*To do*: A verbatim copy of the records is required, with all pictures left out.

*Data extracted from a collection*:
──────────────────────────────
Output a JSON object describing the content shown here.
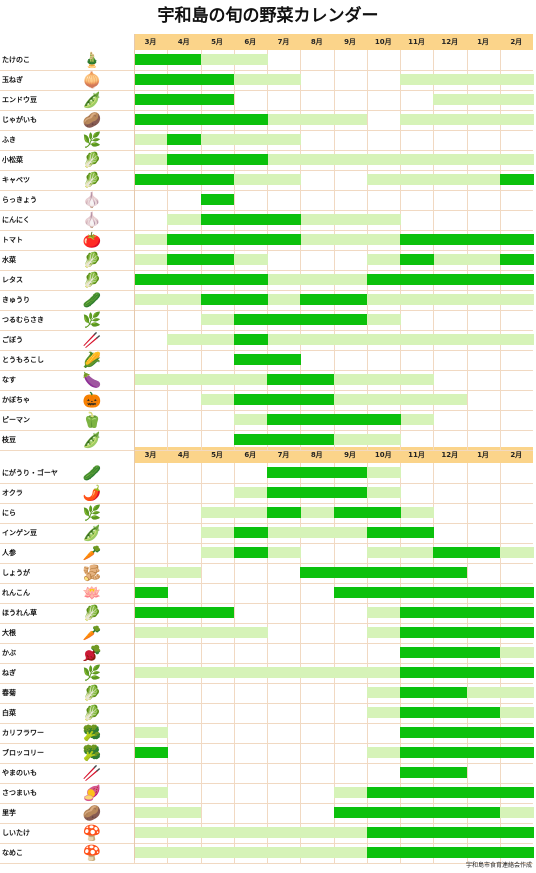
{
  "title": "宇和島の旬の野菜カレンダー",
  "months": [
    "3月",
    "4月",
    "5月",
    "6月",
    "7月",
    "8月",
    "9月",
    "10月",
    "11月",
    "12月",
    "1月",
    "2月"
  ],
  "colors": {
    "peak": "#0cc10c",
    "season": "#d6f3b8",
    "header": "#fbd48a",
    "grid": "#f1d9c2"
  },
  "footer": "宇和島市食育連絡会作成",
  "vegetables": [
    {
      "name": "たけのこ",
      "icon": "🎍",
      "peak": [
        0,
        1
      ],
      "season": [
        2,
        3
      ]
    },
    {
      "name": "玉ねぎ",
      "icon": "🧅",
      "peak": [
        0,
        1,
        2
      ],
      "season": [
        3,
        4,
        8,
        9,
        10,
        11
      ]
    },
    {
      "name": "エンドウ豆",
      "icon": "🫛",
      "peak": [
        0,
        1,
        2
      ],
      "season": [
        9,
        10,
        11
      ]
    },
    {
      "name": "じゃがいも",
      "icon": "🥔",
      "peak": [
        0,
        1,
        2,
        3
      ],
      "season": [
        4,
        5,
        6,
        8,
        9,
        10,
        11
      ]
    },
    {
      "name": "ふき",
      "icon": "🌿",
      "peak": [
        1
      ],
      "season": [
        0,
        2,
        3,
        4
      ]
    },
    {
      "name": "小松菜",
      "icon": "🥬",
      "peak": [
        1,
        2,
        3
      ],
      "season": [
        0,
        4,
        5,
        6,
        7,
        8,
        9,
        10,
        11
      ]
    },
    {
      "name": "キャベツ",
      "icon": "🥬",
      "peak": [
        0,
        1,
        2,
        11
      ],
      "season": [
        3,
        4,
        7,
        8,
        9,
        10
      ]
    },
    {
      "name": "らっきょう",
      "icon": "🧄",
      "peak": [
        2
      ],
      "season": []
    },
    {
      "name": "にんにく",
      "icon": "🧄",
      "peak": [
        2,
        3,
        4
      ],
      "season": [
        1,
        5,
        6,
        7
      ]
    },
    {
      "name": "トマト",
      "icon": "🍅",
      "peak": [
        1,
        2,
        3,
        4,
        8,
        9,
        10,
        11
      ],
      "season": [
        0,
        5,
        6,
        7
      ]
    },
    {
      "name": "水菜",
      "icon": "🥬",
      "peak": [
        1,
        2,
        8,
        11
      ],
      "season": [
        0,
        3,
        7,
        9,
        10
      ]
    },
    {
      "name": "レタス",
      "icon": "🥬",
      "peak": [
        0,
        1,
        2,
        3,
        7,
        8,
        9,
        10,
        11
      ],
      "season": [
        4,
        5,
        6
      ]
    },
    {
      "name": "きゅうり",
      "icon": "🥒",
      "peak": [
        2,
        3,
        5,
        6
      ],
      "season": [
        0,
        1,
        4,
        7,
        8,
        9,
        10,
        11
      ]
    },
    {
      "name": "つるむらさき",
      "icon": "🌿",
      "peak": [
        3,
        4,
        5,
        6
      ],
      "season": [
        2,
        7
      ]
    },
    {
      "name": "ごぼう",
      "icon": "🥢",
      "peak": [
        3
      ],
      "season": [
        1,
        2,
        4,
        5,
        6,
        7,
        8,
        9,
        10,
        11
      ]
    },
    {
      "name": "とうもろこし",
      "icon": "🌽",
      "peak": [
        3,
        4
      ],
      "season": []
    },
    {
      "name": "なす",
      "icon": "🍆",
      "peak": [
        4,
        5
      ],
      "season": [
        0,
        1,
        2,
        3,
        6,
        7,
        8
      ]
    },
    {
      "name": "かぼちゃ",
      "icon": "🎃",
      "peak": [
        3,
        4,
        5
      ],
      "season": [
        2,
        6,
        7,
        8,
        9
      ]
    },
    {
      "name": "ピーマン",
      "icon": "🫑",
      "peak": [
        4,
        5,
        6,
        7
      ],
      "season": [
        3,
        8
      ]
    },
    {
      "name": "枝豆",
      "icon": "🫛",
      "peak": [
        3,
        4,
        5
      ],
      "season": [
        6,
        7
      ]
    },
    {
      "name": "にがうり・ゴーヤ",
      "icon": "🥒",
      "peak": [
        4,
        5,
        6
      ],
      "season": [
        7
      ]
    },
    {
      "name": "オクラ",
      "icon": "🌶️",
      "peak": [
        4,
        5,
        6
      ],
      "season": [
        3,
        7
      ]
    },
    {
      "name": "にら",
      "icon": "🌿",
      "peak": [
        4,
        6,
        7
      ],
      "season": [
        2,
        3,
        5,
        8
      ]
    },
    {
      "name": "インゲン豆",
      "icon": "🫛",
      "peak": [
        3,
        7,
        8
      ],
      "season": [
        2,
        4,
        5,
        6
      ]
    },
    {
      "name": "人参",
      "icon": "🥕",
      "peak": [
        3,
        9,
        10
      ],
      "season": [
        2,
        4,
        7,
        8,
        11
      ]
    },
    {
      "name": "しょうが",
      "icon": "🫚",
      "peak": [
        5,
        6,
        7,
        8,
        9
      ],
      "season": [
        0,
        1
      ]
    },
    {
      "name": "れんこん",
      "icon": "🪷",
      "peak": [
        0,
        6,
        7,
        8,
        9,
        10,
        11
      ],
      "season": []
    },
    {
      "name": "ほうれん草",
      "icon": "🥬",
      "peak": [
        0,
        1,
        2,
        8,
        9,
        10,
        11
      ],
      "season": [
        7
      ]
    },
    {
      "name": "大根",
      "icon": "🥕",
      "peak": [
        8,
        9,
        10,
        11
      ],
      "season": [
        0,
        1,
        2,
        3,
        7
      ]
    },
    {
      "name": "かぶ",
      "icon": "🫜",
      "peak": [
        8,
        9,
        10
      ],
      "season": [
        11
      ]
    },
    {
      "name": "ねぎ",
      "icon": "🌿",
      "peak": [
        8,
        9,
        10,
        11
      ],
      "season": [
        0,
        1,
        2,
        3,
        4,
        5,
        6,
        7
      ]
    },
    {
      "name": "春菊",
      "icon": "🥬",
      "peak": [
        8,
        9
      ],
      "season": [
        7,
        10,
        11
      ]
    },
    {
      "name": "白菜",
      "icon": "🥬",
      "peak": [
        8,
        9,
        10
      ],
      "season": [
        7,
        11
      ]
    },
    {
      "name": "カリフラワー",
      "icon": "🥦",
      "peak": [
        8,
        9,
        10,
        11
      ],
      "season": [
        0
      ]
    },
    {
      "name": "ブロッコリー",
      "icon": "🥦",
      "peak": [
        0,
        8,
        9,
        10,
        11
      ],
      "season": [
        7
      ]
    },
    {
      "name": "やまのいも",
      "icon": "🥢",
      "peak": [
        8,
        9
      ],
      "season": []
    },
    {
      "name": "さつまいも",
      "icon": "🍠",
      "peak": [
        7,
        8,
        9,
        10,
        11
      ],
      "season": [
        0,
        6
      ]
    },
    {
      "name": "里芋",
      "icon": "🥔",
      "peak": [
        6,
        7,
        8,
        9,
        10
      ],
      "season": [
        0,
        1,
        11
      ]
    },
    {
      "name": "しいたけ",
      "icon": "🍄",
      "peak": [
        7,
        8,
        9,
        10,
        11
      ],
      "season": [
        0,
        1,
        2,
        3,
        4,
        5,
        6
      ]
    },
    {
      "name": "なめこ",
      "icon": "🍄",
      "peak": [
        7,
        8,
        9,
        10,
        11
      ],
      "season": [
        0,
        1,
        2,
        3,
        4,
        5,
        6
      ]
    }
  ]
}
──────────────────────────────
*Output of the exercise*:
Output a JSON object describing the content shown here.
{
  "title": "宇和島の旬の野菜カレンダー",
  "months": [
    "3月",
    "4月",
    "5月",
    "6月",
    "7月",
    "8月",
    "9月",
    "10月",
    "11月",
    "12月",
    "1月",
    "2月"
  ],
  "colors": {
    "peak": "#0cc10c",
    "season": "#d6f3b8",
    "header": "#fbd48a",
    "grid": "#f1d9c2"
  },
  "footer": "宇和島市食育連絡会作成",
  "vegetables": [
    {
      "name": "たけのこ",
      "icon": "🎍",
      "peak": [
        0,
        1
      ],
      "season": [
        2,
        3
      ]
    },
    {
      "name": "玉ねぎ",
      "icon": "🧅",
      "peak": [
        0,
        1,
        2
      ],
      "season": [
        3,
        4,
        8,
        9,
        10,
        11
      ]
    },
    {
      "name": "エンドウ豆",
      "icon": "🫛",
      "peak": [
        0,
        1,
        2
      ],
      "season": [
        9,
        10,
        11
      ]
    },
    {
      "name": "じゃがいも",
      "icon": "🥔",
      "peak": [
        0,
        1,
        2,
        3
      ],
      "season": [
        4,
        5,
        6,
        8,
        9,
        10,
        11
      ]
    },
    {
      "name": "ふき",
      "icon": "🌿",
      "peak": [
        1
      ],
      "season": [
        0,
        2,
        3,
        4
      ]
    },
    {
      "name": "小松菜",
      "icon": "🥬",
      "peak": [
        1,
        2,
        3
      ],
      "season": [
        0,
        4,
        5,
        6,
        7,
        8,
        9,
        10,
        11
      ]
    },
    {
      "name": "キャベツ",
      "icon": "🥬",
      "peak": [
        0,
        1,
        2,
        11
      ],
      "season": [
        3,
        4,
        7,
        8,
        9,
        10
      ]
    },
    {
      "name": "らっきょう",
      "icon": "🧄",
      "peak": [
        2
      ],
      "season": []
    },
    {
      "name": "にんにく",
      "icon": "🧄",
      "peak": [
        2,
        3,
        4
      ],
      "season": [
        1,
        5,
        6,
        7
      ]
    },
    {
      "name": "トマト",
      "icon": "🍅",
      "peak": [
        1,
        2,
        3,
        4,
        8,
        9,
        10,
        11
      ],
      "season": [
        0,
        5,
        6,
        7
      ]
    },
    {
      "name": "水菜",
      "icon": "🥬",
      "peak": [
        1,
        2,
        8,
        11
      ],
      "season": [
        0,
        3,
        7,
        9,
        10
      ]
    },
    {
      "name": "レタス",
      "icon": "🥬",
      "peak": [
        0,
        1,
        2,
        3,
        7,
        8,
        9,
        10,
        11
      ],
      "season": [
        4,
        5,
        6
      ]
    },
    {
      "name": "きゅうり",
      "icon": "🥒",
      "peak": [
        2,
        3,
        5,
        6
      ],
      "season": [
        0,
        1,
        4,
        7,
        8,
        9,
        10,
        11
      ]
    },
    {
      "name": "つるむらさき",
      "icon": "🌿",
      "peak": [
        3,
        4,
        5,
        6
      ],
      "season": [
        2,
        7
      ]
    },
    {
      "name": "ごぼう",
      "icon": "🥢",
      "peak": [
        3
      ],
      "season": [
        1,
        2,
        4,
        5,
        6,
        7,
        8,
        9,
        10,
        11
      ]
    },
    {
      "name": "とうもろこし",
      "icon": "🌽",
      "peak": [
        3,
        4
      ],
      "season": []
    },
    {
      "name": "なす",
      "icon": "🍆",
      "peak": [
        4,
        5
      ],
      "season": [
        0,
        1,
        2,
        3,
        6,
        7,
        8
      ]
    },
    {
      "name": "かぼちゃ",
      "icon": "🎃",
      "peak": [
        3,
        4,
        5
      ],
      "season": [
        2,
        6,
        7,
        8,
        9
      ]
    },
    {
      "name": "ピーマン",
      "icon": "🫑",
      "peak": [
        4,
        5,
        6,
        7
      ],
      "season": [
        3,
        8
      ]
    },
    {
      "name": "枝豆",
      "icon": "🫛",
      "peak": [
        3,
        4,
        5
      ],
      "season": [
        6,
        7
      ]
    },
    {
      "name": "にがうり・ゴーヤ",
      "icon": "🥒",
      "peak": [
        4,
        5,
        6
      ],
      "season": [
        7
      ]
    },
    {
      "name": "オクラ",
      "icon": "🌶️",
      "peak": [
        4,
        5,
        6
      ],
      "season": [
        3,
        7
      ]
    },
    {
      "name": "にら",
      "icon": "🌿",
      "peak": [
        4,
        6,
        7
      ],
      "season": [
        2,
        3,
        5,
        8
      ]
    },
    {
      "name": "インゲン豆",
      "icon": "🫛",
      "peak": [
        3,
        7,
        8
      ],
      "season": [
        2,
        4,
        5,
        6
      ]
    },
    {
      "name": "人参",
      "icon": "🥕",
      "peak": [
        3,
        9,
        10
      ],
      "season": [
        2,
        4,
        7,
        8,
        11
      ]
    },
    {
      "name": "しょうが",
      "icon": "🫚",
      "peak": [
        5,
        6,
        7,
        8,
        9
      ],
      "season": [
        0,
        1
      ]
    },
    {
      "name": "れんこん",
      "icon": "🪷",
      "peak": [
        0,
        6,
        7,
        8,
        9,
        10,
        11
      ],
      "season": []
    },
    {
      "name": "ほうれん草",
      "icon": "🥬",
      "peak": [
        0,
        1,
        2,
        8,
        9,
        10,
        11
      ],
      "season": [
        7
      ]
    },
    {
      "name": "大根",
      "icon": "🥕",
      "peak": [
        8,
        9,
        10,
        11
      ],
      "season": [
        0,
        1,
        2,
        3,
        7
      ]
    },
    {
      "name": "かぶ",
      "icon": "🫜",
      "peak": [
        8,
        9,
        10
      ],
      "season": [
        11
      ]
    },
    {
      "name": "ねぎ",
      "icon": "🌿",
      "peak": [
        8,
        9,
        10,
        11
      ],
      "season": [
        0,
        1,
        2,
        3,
        4,
        5,
        6,
        7
      ]
    },
    {
      "name": "春菊",
      "icon": "🥬",
      "peak": [
        8,
        9
      ],
      "season": [
        7,
        10,
        11
      ]
    },
    {
      "name": "白菜",
      "icon": "🥬",
      "peak": [
        8,
        9,
        10
      ],
      "season": [
        7,
        11
      ]
    },
    {
      "name": "カリフラワー",
      "icon": "🥦",
      "peak": [
        8,
        9,
        10,
        11
      ],
      "season": [
        0
      ]
    },
    {
      "name": "ブロッコリー",
      "icon": "🥦",
      "peak": [
        0,
        8,
        9,
        10,
        11
      ],
      "season": [
        7
      ]
    },
    {
      "name": "やまのいも",
      "icon": "🥢",
      "peak": [
        8,
        9
      ],
      "season": []
    },
    {
      "name": "さつまいも",
      "icon": "🍠",
      "peak": [
        7,
        8,
        9,
        10,
        11
      ],
      "season": [
        0,
        6
      ]
    },
    {
      "name": "里芋",
      "icon": "🥔",
      "peak": [
        6,
        7,
        8,
        9,
        10
      ],
      "season": [
        0,
        1,
        11
      ]
    },
    {
      "name": "しいたけ",
      "icon": "🍄",
      "peak": [
        7,
        8,
        9,
        10,
        11
      ],
      "season": [
        0,
        1,
        2,
        3,
        4,
        5,
        6
      ]
    },
    {
      "name": "なめこ",
      "icon": "🍄",
      "peak": [
        7,
        8,
        9,
        10,
        11
      ],
      "season": [
        0,
        1,
        2,
        3,
        4,
        5,
        6
      ]
    }
  ]
}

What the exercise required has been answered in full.